(Source records)
▽
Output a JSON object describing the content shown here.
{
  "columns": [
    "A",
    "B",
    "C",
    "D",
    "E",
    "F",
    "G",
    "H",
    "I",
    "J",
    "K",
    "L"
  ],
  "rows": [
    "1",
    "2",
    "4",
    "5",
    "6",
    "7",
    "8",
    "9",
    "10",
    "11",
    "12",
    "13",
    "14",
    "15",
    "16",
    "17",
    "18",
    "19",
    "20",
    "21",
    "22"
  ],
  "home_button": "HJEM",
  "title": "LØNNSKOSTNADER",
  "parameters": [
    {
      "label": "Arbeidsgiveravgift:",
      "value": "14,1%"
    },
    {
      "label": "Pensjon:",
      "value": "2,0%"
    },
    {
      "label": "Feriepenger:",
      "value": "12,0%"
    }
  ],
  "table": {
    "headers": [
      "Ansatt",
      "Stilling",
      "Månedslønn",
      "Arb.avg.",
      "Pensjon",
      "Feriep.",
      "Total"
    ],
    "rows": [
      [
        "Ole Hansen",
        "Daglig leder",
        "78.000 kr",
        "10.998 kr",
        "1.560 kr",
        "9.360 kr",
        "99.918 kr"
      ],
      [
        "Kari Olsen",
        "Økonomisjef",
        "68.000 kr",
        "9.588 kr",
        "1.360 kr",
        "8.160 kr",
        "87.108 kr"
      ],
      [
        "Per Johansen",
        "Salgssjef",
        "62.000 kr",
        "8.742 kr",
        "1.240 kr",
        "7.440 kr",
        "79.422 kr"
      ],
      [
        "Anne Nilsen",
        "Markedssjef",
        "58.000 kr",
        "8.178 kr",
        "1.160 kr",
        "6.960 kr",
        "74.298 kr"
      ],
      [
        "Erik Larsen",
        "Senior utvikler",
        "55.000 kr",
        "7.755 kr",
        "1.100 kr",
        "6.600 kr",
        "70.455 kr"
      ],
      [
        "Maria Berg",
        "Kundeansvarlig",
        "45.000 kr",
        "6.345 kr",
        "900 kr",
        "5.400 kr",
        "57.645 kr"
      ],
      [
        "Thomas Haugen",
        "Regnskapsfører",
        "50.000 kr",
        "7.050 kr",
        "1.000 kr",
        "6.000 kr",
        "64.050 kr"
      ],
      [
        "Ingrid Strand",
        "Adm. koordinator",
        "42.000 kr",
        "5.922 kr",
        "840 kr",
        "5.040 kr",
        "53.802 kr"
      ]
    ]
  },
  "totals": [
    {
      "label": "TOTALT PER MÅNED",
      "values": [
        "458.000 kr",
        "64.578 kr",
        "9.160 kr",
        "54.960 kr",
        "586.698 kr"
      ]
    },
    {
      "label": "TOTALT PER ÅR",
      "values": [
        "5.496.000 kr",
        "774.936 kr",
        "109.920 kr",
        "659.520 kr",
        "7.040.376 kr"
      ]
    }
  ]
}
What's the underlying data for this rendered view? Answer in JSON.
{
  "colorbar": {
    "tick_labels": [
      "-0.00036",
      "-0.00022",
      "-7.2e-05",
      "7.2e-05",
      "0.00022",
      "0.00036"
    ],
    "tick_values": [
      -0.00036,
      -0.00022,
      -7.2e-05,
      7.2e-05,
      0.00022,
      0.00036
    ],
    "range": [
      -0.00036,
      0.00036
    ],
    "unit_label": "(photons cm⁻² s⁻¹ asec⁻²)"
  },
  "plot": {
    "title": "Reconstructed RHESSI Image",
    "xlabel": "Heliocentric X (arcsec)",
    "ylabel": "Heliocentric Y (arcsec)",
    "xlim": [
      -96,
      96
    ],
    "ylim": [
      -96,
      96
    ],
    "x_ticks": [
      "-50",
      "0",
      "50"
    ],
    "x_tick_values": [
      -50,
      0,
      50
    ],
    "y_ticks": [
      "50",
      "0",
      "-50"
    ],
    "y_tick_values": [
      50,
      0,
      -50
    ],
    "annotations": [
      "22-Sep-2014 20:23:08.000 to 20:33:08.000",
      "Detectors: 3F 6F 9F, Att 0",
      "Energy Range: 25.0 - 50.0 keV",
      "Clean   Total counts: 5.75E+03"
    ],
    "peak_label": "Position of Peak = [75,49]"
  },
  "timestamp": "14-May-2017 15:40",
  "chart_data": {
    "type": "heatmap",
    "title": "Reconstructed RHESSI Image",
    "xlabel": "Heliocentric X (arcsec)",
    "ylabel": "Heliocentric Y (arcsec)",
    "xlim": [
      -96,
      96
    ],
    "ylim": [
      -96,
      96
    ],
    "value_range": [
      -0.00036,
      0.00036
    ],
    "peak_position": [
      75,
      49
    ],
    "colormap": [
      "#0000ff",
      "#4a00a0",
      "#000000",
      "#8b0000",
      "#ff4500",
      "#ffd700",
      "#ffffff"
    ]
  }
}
△
Set task:
All lines above with "TOTALT" in them should be returned.

Reply:
      "label": "TOTALT PER MÅNED",
      "label": "TOTALT PER ÅR",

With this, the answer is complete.